──────── Listed records

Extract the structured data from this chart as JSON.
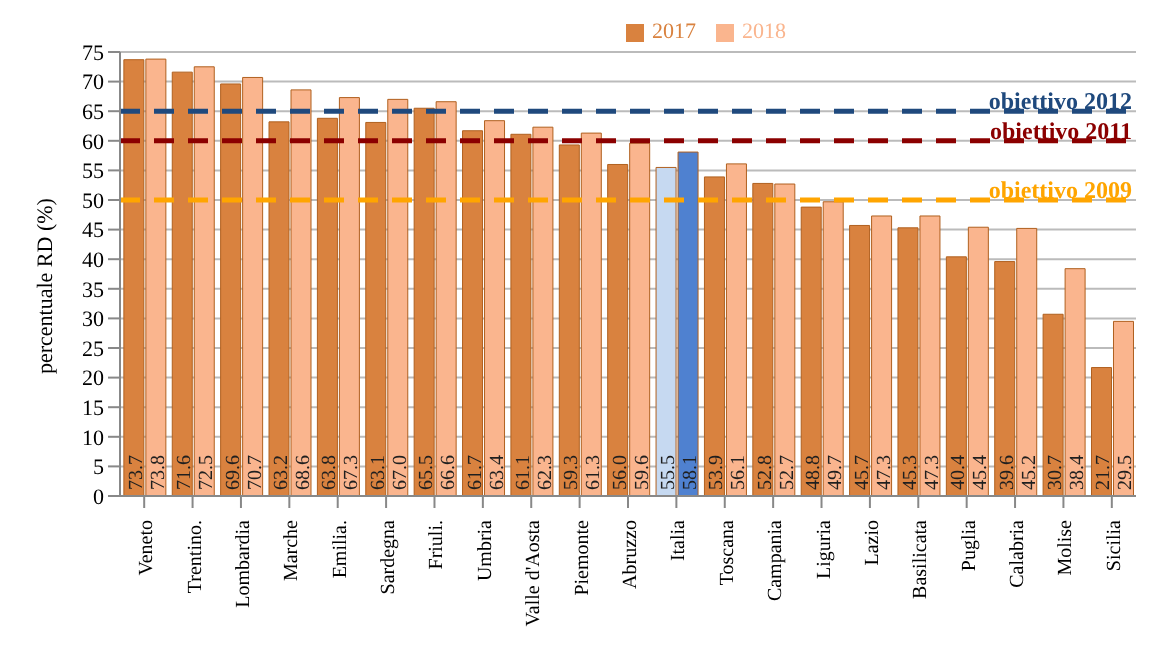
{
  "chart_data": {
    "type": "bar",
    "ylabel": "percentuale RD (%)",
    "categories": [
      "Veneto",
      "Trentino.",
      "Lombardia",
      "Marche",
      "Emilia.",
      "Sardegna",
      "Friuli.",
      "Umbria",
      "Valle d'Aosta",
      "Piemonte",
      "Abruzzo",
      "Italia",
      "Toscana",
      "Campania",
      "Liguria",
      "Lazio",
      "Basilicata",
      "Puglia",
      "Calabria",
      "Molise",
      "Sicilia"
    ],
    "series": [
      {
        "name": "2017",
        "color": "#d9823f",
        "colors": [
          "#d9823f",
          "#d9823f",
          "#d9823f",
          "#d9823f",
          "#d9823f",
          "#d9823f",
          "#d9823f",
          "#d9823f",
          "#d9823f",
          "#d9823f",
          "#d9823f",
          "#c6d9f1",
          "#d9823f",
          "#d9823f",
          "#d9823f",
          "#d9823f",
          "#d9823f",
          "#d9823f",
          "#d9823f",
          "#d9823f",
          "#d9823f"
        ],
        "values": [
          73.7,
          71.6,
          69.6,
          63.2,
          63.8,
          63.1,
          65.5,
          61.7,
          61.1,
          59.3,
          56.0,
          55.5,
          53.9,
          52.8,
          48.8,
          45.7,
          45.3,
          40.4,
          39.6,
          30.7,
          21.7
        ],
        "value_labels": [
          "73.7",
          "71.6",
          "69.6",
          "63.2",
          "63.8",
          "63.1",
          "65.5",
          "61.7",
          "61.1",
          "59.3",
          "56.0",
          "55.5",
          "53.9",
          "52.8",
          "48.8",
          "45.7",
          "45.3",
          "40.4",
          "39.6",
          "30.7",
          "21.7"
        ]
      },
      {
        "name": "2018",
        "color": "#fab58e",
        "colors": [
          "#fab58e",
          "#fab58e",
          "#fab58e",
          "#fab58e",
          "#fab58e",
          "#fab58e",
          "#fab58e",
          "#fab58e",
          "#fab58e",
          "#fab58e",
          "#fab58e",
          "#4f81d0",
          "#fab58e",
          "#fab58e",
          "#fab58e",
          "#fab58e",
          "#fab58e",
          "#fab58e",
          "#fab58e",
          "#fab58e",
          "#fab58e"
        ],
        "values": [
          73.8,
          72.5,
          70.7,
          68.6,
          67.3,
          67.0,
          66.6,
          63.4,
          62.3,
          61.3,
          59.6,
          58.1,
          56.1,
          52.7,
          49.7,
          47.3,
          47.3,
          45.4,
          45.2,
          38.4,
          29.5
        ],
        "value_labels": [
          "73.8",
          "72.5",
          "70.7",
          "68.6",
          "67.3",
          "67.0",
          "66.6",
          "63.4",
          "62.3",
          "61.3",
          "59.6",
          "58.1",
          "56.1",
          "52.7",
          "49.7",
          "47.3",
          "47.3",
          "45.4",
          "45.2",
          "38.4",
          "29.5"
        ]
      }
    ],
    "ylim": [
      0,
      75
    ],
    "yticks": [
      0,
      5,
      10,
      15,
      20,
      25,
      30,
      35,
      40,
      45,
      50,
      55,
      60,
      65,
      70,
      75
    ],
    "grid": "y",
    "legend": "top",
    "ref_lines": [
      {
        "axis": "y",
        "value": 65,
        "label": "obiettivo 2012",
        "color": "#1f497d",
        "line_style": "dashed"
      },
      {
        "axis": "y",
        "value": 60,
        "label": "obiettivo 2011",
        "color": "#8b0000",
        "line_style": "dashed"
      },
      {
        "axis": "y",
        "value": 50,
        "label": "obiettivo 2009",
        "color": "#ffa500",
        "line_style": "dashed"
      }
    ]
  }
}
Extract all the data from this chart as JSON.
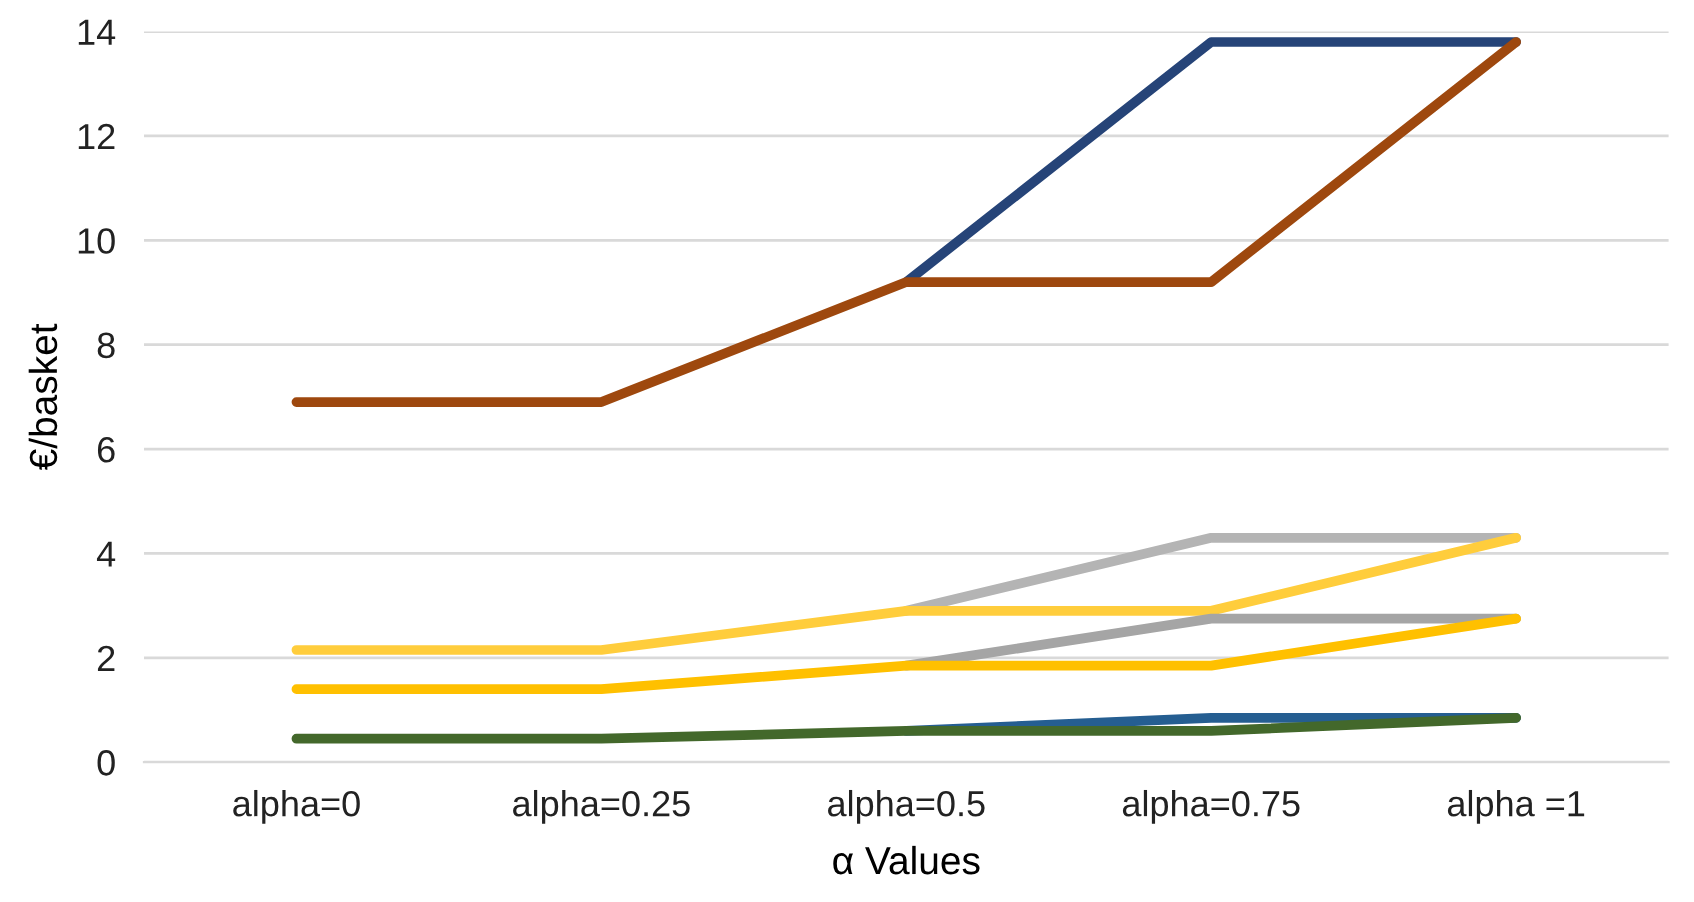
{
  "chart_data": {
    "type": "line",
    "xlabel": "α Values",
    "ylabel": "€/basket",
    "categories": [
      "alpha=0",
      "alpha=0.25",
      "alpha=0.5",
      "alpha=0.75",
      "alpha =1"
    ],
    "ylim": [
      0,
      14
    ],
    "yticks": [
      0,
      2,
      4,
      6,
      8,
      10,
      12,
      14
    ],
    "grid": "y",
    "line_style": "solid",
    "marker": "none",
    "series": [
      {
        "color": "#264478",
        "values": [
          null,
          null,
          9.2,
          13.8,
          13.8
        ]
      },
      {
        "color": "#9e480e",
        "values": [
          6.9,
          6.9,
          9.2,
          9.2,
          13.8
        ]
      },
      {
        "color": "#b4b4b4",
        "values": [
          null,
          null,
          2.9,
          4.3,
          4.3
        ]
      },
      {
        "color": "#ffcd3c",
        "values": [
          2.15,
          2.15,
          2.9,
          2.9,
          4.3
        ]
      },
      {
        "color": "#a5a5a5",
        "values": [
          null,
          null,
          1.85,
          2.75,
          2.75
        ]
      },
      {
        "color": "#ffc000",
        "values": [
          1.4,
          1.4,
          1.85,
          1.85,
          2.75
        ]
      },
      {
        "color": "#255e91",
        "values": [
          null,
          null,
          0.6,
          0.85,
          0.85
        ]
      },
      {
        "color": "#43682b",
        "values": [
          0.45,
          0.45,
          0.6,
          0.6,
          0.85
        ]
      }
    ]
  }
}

────────────────
──────── Listed records

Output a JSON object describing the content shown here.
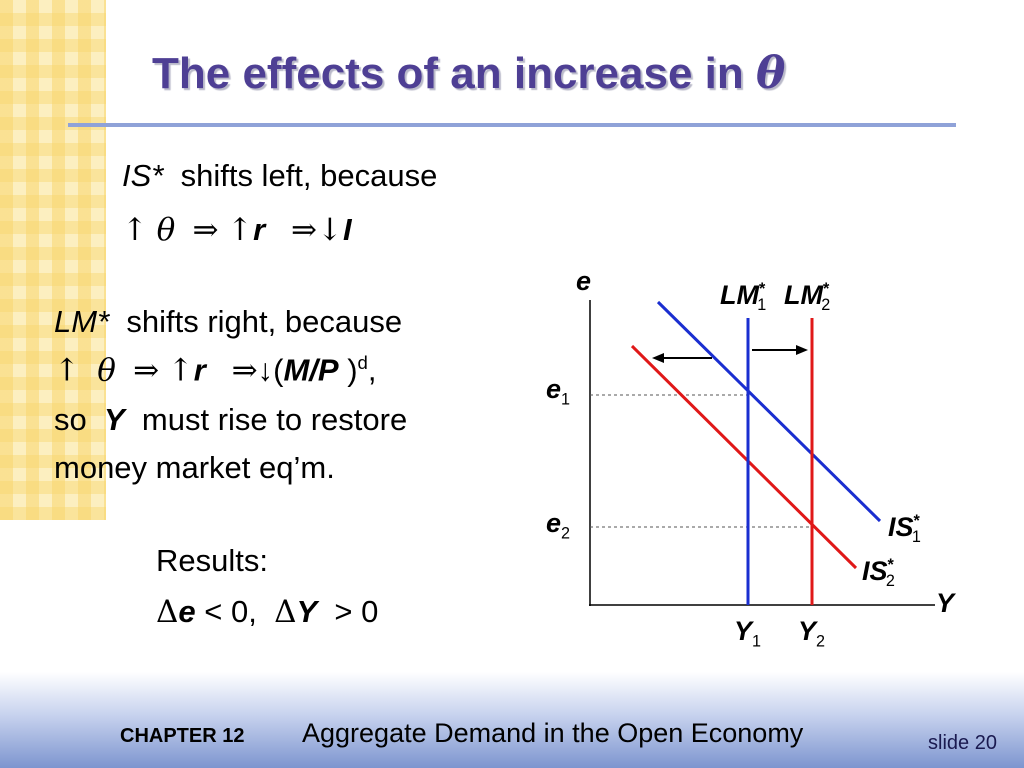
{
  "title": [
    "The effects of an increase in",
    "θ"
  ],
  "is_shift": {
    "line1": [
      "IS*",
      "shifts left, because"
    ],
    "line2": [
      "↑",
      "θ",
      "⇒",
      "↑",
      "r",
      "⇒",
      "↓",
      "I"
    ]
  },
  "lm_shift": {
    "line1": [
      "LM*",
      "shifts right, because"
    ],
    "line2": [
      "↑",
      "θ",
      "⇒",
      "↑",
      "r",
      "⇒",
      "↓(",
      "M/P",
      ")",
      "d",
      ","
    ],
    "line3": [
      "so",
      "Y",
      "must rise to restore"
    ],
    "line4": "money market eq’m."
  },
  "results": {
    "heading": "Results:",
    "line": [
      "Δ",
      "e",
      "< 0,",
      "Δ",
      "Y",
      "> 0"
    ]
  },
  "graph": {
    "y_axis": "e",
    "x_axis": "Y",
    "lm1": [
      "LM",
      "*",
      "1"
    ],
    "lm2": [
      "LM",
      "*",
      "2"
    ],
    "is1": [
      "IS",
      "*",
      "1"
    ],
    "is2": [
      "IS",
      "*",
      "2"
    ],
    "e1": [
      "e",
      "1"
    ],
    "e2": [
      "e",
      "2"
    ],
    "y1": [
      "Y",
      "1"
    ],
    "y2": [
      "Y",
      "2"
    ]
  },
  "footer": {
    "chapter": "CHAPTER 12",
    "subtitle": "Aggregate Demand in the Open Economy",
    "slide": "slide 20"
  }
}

────────────────

■ Your goal ■
Pick out every line holding the string "Extract" and return it.

■ Output ■
Extract the structured data from this chart as JSON.
Extract all the data from this chart as JSON.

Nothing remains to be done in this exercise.